**STATED GOAL:** Of all the lines in these entries, how many contain the string "screenshot"? Give only that count.

RECORDS SHOWN start

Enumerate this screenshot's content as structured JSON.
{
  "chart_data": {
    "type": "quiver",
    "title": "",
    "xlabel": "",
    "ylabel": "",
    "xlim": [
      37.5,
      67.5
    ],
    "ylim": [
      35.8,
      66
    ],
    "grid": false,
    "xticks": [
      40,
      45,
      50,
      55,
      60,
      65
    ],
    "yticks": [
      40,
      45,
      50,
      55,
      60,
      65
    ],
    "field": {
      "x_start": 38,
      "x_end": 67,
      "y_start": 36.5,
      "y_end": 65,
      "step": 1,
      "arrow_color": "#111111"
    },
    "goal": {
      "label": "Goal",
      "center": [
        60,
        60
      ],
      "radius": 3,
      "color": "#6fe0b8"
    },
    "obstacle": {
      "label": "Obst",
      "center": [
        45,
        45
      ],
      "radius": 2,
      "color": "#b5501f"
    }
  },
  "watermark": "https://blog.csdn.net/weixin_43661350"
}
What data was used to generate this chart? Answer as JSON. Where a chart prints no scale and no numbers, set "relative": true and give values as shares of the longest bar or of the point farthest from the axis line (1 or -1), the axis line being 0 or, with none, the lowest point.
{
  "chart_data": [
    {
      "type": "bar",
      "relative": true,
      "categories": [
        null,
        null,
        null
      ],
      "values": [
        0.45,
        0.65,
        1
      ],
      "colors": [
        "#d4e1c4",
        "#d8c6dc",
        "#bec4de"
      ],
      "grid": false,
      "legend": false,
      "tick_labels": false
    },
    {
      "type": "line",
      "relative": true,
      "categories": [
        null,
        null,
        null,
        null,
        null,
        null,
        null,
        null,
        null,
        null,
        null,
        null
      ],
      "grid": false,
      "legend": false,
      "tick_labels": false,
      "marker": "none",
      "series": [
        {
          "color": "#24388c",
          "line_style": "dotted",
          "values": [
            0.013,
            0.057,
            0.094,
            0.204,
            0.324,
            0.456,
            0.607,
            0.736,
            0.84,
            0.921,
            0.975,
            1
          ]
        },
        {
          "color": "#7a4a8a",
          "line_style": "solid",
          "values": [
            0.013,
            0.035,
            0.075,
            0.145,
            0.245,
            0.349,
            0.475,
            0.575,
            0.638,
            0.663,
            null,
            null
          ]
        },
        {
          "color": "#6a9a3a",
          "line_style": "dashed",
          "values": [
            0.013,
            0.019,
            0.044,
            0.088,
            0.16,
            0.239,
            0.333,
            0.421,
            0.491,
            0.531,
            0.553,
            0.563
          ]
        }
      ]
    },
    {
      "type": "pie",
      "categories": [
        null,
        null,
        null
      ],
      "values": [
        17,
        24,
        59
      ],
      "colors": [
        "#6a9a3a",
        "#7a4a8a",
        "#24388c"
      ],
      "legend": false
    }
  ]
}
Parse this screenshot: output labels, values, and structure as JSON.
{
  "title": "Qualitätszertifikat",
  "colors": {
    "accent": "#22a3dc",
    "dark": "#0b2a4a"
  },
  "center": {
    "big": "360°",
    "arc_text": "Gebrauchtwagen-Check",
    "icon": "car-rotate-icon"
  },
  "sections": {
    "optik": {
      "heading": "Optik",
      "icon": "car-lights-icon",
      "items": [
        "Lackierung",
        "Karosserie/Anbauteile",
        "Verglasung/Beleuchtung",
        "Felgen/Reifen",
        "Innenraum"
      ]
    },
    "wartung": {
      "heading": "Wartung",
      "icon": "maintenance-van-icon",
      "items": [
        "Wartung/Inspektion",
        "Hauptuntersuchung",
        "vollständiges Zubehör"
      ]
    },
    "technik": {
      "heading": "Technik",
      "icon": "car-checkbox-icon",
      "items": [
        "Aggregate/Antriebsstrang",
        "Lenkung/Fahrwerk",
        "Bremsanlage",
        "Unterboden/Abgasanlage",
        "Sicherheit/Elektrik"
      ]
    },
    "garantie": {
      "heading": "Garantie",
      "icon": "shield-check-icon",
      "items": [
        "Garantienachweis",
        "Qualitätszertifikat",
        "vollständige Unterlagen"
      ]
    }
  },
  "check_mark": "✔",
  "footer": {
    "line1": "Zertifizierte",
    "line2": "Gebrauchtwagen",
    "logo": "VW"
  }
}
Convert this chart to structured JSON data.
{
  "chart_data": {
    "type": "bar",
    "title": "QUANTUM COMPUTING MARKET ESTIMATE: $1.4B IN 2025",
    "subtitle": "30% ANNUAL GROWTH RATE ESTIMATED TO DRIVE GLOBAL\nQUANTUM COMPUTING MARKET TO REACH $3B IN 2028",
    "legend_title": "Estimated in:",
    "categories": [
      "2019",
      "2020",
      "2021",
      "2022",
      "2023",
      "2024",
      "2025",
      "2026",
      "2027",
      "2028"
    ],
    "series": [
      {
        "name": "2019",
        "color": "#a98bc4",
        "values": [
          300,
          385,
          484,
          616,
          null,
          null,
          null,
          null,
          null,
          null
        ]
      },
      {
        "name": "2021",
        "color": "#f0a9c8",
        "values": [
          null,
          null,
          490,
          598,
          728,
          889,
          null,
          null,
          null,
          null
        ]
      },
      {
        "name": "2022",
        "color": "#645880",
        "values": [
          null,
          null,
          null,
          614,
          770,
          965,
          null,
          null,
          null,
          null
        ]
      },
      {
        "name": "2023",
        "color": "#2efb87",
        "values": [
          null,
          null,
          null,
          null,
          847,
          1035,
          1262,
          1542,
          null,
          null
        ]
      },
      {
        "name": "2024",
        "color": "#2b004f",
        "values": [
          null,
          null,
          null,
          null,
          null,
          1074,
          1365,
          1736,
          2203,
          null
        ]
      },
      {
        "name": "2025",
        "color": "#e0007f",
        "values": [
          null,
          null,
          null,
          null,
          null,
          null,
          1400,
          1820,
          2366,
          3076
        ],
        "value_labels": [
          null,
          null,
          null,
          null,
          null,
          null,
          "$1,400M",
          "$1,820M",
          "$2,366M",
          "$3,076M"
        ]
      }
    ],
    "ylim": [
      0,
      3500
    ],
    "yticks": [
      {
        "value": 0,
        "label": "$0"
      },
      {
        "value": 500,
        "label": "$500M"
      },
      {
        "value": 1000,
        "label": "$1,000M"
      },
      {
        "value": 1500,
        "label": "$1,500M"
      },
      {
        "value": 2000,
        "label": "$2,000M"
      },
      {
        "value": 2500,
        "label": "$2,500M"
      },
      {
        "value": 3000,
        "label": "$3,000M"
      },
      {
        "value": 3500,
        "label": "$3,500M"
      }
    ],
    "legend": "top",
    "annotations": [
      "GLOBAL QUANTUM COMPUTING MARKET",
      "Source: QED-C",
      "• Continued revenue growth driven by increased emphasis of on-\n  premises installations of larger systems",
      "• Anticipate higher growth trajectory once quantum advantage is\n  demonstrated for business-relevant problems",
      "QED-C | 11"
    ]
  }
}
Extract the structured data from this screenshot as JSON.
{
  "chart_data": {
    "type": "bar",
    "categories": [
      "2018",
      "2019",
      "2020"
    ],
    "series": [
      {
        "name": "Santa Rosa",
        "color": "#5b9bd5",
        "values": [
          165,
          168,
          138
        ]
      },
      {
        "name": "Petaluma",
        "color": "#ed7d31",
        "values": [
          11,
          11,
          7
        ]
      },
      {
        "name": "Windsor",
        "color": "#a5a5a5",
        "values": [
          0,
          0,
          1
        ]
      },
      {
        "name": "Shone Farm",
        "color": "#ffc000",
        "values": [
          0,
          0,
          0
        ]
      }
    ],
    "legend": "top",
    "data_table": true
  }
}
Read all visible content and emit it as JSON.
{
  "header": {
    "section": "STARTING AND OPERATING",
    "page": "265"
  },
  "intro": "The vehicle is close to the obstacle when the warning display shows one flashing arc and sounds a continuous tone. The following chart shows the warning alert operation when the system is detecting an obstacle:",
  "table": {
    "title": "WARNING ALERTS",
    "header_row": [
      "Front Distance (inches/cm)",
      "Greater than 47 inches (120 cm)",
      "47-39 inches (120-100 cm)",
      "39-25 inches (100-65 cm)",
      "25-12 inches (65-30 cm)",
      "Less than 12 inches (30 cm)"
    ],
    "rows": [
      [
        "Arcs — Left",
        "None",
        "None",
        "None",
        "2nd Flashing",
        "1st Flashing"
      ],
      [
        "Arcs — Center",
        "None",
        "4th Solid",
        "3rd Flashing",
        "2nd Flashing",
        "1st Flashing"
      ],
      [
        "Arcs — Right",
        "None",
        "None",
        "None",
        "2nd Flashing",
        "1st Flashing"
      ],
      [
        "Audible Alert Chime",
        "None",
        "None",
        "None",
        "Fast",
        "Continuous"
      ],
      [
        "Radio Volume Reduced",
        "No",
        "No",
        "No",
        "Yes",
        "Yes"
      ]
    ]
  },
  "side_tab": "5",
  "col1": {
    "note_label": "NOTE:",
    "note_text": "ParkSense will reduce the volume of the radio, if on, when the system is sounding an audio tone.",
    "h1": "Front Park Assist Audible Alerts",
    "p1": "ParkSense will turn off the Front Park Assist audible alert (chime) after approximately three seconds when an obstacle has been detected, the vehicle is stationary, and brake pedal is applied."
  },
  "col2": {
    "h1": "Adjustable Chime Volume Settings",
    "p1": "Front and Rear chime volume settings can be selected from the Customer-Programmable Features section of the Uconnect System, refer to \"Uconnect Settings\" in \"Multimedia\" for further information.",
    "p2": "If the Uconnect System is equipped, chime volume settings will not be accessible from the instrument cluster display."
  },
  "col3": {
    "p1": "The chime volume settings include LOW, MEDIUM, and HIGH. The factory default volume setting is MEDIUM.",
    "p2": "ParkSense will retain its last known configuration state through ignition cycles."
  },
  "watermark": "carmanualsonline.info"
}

RECORDS SHOWN end

**SOLUTION FOR THIS EXERCISE:** 3